▶ Material shown
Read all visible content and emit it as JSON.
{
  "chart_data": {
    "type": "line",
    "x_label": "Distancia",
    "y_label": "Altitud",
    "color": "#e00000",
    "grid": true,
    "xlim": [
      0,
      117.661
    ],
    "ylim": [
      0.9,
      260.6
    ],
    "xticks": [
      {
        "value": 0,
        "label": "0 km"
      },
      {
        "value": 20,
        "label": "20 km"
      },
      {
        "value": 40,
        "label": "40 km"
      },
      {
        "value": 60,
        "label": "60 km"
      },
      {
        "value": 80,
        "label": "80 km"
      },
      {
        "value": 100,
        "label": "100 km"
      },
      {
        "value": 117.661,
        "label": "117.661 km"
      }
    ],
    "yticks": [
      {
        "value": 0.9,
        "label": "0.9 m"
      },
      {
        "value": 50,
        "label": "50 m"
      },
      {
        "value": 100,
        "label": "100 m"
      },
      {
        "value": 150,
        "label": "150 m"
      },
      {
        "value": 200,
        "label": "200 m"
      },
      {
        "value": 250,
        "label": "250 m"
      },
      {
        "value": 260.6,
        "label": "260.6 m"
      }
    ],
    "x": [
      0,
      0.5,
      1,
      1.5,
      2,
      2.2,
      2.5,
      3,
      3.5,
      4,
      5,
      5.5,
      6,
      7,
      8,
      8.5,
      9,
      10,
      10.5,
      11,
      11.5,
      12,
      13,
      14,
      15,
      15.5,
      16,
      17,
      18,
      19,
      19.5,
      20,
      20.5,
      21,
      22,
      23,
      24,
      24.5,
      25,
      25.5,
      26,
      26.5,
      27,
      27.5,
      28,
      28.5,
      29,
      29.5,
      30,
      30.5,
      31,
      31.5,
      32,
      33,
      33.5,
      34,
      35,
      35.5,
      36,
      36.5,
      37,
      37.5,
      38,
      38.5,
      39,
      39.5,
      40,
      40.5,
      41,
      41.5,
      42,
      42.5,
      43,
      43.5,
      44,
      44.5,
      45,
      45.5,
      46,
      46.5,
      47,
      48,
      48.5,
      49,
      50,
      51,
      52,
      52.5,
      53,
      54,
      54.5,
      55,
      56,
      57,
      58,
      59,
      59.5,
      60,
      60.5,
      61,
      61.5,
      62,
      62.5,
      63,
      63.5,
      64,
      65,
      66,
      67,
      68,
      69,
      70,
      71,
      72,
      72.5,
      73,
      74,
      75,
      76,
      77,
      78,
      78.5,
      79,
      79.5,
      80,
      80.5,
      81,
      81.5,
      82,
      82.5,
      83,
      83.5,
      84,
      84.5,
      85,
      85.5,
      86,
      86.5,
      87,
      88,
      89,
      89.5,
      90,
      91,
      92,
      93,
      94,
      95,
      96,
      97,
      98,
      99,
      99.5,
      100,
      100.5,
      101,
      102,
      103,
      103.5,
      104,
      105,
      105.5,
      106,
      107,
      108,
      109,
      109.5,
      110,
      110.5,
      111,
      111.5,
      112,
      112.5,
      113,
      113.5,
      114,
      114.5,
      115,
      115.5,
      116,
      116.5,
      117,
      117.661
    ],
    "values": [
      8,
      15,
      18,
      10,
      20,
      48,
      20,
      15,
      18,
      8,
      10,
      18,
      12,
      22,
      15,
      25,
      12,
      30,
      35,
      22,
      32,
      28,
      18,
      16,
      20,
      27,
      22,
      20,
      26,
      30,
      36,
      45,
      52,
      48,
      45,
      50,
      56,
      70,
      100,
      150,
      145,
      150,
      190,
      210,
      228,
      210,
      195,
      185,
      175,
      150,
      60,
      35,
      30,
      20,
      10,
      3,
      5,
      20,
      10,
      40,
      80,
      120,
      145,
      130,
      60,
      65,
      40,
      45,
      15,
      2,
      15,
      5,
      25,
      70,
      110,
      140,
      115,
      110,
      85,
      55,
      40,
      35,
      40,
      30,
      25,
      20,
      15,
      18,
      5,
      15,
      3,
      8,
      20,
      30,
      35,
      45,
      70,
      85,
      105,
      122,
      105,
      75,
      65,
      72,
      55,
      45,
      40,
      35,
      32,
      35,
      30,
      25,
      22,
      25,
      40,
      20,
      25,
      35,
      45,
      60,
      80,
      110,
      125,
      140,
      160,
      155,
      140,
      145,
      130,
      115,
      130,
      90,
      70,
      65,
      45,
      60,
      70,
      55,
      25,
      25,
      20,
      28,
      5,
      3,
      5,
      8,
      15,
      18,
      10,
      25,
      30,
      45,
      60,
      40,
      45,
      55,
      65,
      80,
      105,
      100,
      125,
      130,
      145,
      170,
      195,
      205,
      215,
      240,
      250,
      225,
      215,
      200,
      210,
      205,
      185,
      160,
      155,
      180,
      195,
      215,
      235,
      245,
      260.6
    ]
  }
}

▶ What the task requires
Every entry above needs to be quoted exactly.

▶ Output
Read all visible content and emit it as JSON.
{
  "chart_data": {
    "type": "line",
    "x_label": "Distancia",
    "y_label": "Altitud",
    "color": "#e00000",
    "grid": true,
    "xlim": [
      0,
      117.661
    ],
    "ylim": [
      0.9,
      260.6
    ],
    "xticks": [
      {
        "value": 0,
        "label": "0 km"
      },
      {
        "value": 20,
        "label": "20 km"
      },
      {
        "value": 40,
        "label": "40 km"
      },
      {
        "value": 60,
        "label": "60 km"
      },
      {
        "value": 80,
        "label": "80 km"
      },
      {
        "value": 100,
        "label": "100 km"
      },
      {
        "value": 117.661,
        "label": "117.661 km"
      }
    ],
    "yticks": [
      {
        "value": 0.9,
        "label": "0.9 m"
      },
      {
        "value": 50,
        "label": "50 m"
      },
      {
        "value": 100,
        "label": "100 m"
      },
      {
        "value": 150,
        "label": "150 m"
      },
      {
        "value": 200,
        "label": "200 m"
      },
      {
        "value": 250,
        "label": "250 m"
      },
      {
        "value": 260.6,
        "label": "260.6 m"
      }
    ],
    "x": [
      0,
      0.5,
      1,
      1.5,
      2,
      2.2,
      2.5,
      3,
      3.5,
      4,
      5,
      5.5,
      6,
      7,
      8,
      8.5,
      9,
      10,
      10.5,
      11,
      11.5,
      12,
      13,
      14,
      15,
      15.5,
      16,
      17,
      18,
      19,
      19.5,
      20,
      20.5,
      21,
      22,
      23,
      24,
      24.5,
      25,
      25.5,
      26,
      26.5,
      27,
      27.5,
      28,
      28.5,
      29,
      29.5,
      30,
      30.5,
      31,
      31.5,
      32,
      33,
      33.5,
      34,
      35,
      35.5,
      36,
      36.5,
      37,
      37.5,
      38,
      38.5,
      39,
      39.5,
      40,
      40.5,
      41,
      41.5,
      42,
      42.5,
      43,
      43.5,
      44,
      44.5,
      45,
      45.5,
      46,
      46.5,
      47,
      48,
      48.5,
      49,
      50,
      51,
      52,
      52.5,
      53,
      54,
      54.5,
      55,
      56,
      57,
      58,
      59,
      59.5,
      60,
      60.5,
      61,
      61.5,
      62,
      62.5,
      63,
      63.5,
      64,
      65,
      66,
      67,
      68,
      69,
      70,
      71,
      72,
      72.5,
      73,
      74,
      75,
      76,
      77,
      78,
      78.5,
      79,
      79.5,
      80,
      80.5,
      81,
      81.5,
      82,
      82.5,
      83,
      83.5,
      84,
      84.5,
      85,
      85.5,
      86,
      86.5,
      87,
      88,
      89,
      89.5,
      90,
      91,
      92,
      93,
      94,
      95,
      96,
      97,
      98,
      99,
      99.5,
      100,
      100.5,
      101,
      102,
      103,
      103.5,
      104,
      105,
      105.5,
      106,
      107,
      108,
      109,
      109.5,
      110,
      110.5,
      111,
      111.5,
      112,
      112.5,
      113,
      113.5,
      114,
      114.5,
      115,
      115.5,
      116,
      116.5,
      117,
      117.661
    ],
    "values": [
      8,
      15,
      18,
      10,
      20,
      48,
      20,
      15,
      18,
      8,
      10,
      18,
      12,
      22,
      15,
      25,
      12,
      30,
      35,
      22,
      32,
      28,
      18,
      16,
      20,
      27,
      22,
      20,
      26,
      30,
      36,
      45,
      52,
      48,
      45,
      50,
      56,
      70,
      100,
      150,
      145,
      150,
      190,
      210,
      228,
      210,
      195,
      185,
      175,
      150,
      60,
      35,
      30,
      20,
      10,
      3,
      5,
      20,
      10,
      40,
      80,
      120,
      145,
      130,
      60,
      65,
      40,
      45,
      15,
      2,
      15,
      5,
      25,
      70,
      110,
      140,
      115,
      110,
      85,
      55,
      40,
      35,
      40,
      30,
      25,
      20,
      15,
      18,
      5,
      15,
      3,
      8,
      20,
      30,
      35,
      45,
      70,
      85,
      105,
      122,
      105,
      75,
      65,
      72,
      55,
      45,
      40,
      35,
      32,
      35,
      30,
      25,
      22,
      25,
      40,
      20,
      25,
      35,
      45,
      60,
      80,
      110,
      125,
      140,
      160,
      155,
      140,
      145,
      130,
      115,
      130,
      90,
      70,
      65,
      45,
      60,
      70,
      55,
      25,
      25,
      20,
      28,
      5,
      3,
      5,
      8,
      15,
      18,
      10,
      25,
      30,
      45,
      60,
      40,
      45,
      55,
      65,
      80,
      105,
      100,
      125,
      130,
      145,
      170,
      195,
      205,
      215,
      240,
      250,
      225,
      215,
      200,
      210,
      205,
      185,
      160,
      155,
      180,
      195,
      215,
      235,
      245,
      260.6
    ]
  }
}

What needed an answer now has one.